Acórdão do Supremo Tribunal de Justiça
Processo:
1477/21.6T8VCD.P1.S1
Nº Convencional: 7.ª SECÇÃO
Relator: NUNO PINTO OLIVEIRA
Descritores: ADMISSIBILIDADE DE RECURSO
RECURSO DE REVISTA
PROCESSO DE JURISDIÇÃO VOLUNTÁRIA
CRITÉRIOS DE CONVENIÊNCIA E OPORTUNIDADE
REGULAÇÃO DO EXERCÍCIO DAS RESPONSABILIDADES PARENTAIS
RESIDÊNCIAS ALTERNADAS
DIREITO DE VISITA
FILHO MENOR
PROGENITOR
REJEIÇÃO DE RECURSO
Data do Acordão: 01/25/2024
Votação: UNANIMIDADE
Texto Integral: S
Privacidade: 1
Meio Processual: REVISTA
Decisão: NÃO CONHECIMENTO DO RECURSO
Sumário :
I — O artigo 988.º, n.º 2, do Código de Processo Civil determina que não é admissível recurso de revista para o Supremo Tribunal de Justiça das decisões proferidas no âmbito de processos de jurisdição voluntária segundo critérios de conveniência ou de oportunidade.

II — Entre os casos típicos de decisões proferidas de acordo com critérios de conveniência ou de oportunidade estão aquelas em que sejam ou em que devam ser ponderadas as circunstâncias concretas da vida de um menor ou da vida dos seus progenitores para que seja tomada uma decisão sobre o regime de residência alternada ou sobre o regime de visitas dos pais.

Decisão Texto Integral:

ACORDAM NO SUPREMO TRIBUNAL DE JUSTIÇA


Recorrente: AA

Recorrida: BB

I. — RELATÓRIO

1. Na presente acção de alteração de regulação das responsabilidades parentais, AA veio requerer contra BB a alteração do regime de exercício das responsabilidades parentais dos seus filhos menores e comuns CC (nascida em ... de ... de 2010) e DD (nascido a ... de ... de 2015), pedindo que se fixasse a residência alternada semanal dos menores.

2. A Requerida respondeu, pugnando pela não alteração do regime.

3. O Tribunal de 1.º instância proferiu sentença julgando improcedente o pedido formulado pelo Requerente.

4. O dispositivo da sentença proferida pelo Tribunal de 1.ª instância é do seguinte teor:

“Por todo o exposto, julgo totalmente improcedente, por não provada, a ação que AA intentou contra BB e, em consequência, mantém-se o regime fixado.

# # # # # # #

O que se pede ->
Com base no sumário do acórdão, explique em uma a três frases por que motivo não é admissível recurso de revista para o Supremo Tribunal de Justiça de uma decisão sobre o regime de residência alternada de um menor.

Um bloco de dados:
# # # # # # #

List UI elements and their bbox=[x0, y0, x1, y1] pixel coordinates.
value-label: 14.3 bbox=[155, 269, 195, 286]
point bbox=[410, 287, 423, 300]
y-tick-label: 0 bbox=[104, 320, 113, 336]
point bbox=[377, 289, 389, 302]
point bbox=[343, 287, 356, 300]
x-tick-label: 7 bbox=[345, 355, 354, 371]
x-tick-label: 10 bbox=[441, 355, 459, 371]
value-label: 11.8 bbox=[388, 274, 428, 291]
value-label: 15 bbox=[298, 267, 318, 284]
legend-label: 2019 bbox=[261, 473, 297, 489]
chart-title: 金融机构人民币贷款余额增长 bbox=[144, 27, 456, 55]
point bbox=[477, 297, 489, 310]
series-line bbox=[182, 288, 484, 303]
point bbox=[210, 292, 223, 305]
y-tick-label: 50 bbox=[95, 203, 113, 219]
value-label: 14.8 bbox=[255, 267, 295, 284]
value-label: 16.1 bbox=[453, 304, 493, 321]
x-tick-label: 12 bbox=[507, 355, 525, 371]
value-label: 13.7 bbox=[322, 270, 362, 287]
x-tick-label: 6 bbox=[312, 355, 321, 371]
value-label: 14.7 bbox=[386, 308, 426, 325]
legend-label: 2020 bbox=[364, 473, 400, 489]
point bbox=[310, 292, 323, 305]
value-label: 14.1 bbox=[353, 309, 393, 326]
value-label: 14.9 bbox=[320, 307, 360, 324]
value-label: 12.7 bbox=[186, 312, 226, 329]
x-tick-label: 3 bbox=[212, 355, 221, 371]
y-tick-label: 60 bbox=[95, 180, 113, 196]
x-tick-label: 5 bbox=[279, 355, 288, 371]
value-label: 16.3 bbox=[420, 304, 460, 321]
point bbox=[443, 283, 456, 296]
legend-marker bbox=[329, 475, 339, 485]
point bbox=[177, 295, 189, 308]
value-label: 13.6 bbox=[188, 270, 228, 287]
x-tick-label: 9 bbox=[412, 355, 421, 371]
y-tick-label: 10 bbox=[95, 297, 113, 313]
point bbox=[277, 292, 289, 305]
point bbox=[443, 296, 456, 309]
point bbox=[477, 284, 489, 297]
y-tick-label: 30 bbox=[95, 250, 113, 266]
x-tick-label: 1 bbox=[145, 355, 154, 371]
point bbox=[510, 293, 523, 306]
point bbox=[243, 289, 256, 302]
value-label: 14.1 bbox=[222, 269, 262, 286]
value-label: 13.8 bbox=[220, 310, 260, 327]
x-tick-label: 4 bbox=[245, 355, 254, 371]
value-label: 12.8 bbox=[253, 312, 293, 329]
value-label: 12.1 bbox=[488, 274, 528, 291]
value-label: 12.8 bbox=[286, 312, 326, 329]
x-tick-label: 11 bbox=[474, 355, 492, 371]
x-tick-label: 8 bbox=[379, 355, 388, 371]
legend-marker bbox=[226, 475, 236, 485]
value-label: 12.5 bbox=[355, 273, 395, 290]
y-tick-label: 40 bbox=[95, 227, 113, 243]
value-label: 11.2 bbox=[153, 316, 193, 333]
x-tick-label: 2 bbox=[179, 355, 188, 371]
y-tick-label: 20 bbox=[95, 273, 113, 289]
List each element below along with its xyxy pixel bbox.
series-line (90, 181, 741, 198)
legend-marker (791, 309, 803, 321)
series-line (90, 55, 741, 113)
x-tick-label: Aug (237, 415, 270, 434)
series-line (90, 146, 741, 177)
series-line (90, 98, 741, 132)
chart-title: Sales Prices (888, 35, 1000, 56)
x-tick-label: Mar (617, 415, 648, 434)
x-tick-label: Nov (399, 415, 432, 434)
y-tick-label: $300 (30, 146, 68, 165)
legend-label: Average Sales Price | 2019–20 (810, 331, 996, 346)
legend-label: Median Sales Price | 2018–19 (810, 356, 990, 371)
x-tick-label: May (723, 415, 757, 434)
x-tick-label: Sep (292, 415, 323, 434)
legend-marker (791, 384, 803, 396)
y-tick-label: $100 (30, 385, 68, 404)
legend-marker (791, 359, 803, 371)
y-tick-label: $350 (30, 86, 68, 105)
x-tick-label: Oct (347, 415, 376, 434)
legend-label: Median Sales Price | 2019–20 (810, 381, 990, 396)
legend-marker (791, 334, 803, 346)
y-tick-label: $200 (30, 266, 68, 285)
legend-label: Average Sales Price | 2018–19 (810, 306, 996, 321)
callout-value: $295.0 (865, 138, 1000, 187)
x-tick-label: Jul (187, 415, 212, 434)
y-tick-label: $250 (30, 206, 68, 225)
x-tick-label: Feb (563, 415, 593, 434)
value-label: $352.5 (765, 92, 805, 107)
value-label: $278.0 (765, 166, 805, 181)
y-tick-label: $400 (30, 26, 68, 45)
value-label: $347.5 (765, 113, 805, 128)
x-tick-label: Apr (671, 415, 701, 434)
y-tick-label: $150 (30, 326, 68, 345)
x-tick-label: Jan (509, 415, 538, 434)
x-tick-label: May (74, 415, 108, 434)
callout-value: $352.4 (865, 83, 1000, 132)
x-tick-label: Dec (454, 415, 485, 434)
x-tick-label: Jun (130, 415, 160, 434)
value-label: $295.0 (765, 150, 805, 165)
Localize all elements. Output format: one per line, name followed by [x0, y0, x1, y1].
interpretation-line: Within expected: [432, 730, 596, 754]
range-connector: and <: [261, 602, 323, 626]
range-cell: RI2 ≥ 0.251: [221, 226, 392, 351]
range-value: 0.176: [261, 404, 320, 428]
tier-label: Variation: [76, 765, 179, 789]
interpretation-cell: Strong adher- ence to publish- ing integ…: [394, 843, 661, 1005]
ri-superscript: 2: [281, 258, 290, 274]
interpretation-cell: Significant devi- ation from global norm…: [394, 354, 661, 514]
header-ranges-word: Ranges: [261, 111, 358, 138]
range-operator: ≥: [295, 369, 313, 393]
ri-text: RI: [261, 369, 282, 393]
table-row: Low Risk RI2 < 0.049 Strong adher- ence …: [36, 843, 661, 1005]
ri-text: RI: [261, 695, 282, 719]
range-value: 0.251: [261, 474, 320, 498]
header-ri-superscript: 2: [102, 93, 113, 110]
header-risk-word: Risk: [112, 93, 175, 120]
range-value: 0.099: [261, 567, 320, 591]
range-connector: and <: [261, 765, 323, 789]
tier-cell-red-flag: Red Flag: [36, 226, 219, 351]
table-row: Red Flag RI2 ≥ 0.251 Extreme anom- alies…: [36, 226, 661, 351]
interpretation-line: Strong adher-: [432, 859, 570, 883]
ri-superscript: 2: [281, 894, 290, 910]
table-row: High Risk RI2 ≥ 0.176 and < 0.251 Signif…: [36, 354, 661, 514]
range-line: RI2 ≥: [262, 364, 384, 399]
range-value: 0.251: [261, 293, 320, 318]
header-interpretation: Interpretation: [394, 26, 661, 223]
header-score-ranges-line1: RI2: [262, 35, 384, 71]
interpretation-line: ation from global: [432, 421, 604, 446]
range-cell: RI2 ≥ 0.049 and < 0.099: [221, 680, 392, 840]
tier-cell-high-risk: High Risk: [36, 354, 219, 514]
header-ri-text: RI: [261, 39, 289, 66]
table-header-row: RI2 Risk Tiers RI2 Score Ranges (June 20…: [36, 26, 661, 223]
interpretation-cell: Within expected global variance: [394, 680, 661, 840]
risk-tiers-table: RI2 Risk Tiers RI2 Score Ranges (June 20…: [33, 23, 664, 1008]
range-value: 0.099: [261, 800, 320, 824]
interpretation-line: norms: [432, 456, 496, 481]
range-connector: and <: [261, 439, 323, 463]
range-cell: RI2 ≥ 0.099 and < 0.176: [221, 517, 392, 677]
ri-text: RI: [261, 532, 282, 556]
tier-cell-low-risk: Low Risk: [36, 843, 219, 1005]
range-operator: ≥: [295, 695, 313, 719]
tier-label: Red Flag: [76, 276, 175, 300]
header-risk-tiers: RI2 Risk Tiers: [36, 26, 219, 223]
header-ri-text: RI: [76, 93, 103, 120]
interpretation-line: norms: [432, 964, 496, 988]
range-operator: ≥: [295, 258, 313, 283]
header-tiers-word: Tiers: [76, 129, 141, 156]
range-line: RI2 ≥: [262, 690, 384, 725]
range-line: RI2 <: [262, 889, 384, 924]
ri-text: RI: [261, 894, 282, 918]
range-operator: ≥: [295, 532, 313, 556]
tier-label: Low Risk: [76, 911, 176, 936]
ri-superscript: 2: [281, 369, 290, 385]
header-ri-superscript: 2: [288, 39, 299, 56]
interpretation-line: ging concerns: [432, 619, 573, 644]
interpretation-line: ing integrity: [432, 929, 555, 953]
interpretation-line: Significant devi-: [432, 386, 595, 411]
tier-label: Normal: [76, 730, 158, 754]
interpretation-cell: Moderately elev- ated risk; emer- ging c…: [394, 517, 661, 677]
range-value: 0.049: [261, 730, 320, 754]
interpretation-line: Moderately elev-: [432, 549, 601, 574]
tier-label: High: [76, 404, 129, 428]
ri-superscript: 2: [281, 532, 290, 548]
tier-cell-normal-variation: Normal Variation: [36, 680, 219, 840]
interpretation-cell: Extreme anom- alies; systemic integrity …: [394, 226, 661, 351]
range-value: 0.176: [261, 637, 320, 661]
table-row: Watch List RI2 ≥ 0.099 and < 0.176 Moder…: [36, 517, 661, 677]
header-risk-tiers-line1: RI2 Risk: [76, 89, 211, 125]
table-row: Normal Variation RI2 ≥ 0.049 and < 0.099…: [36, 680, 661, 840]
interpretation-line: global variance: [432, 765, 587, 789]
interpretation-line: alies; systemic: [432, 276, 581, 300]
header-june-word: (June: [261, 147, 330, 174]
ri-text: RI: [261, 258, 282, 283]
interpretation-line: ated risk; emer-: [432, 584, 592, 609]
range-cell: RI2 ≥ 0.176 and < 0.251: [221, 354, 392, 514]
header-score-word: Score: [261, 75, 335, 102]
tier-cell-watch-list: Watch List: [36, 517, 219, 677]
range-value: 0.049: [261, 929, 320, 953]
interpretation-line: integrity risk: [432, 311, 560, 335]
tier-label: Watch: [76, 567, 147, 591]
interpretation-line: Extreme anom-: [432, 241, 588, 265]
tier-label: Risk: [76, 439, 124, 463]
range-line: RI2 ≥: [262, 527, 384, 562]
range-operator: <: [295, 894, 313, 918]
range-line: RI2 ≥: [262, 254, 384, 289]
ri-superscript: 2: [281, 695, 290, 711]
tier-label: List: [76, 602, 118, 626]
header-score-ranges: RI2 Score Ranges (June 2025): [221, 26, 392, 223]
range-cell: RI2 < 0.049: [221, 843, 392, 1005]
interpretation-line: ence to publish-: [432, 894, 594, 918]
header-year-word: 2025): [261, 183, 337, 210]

# # # # # # #

Resultado final ->
O artigo 988.º, n.º 2, do Código de Processo Civil não admite recurso de revista das decisões proferidas em processos de jurisdição voluntária segundo critérios de conveniência ou de oportunidade. As decisões sobre o regime de residência alternada, em que se ponderam as circunstâncias concretas da vida do menor ou dos progenitores, estão entre os casos típicos dessas decisões.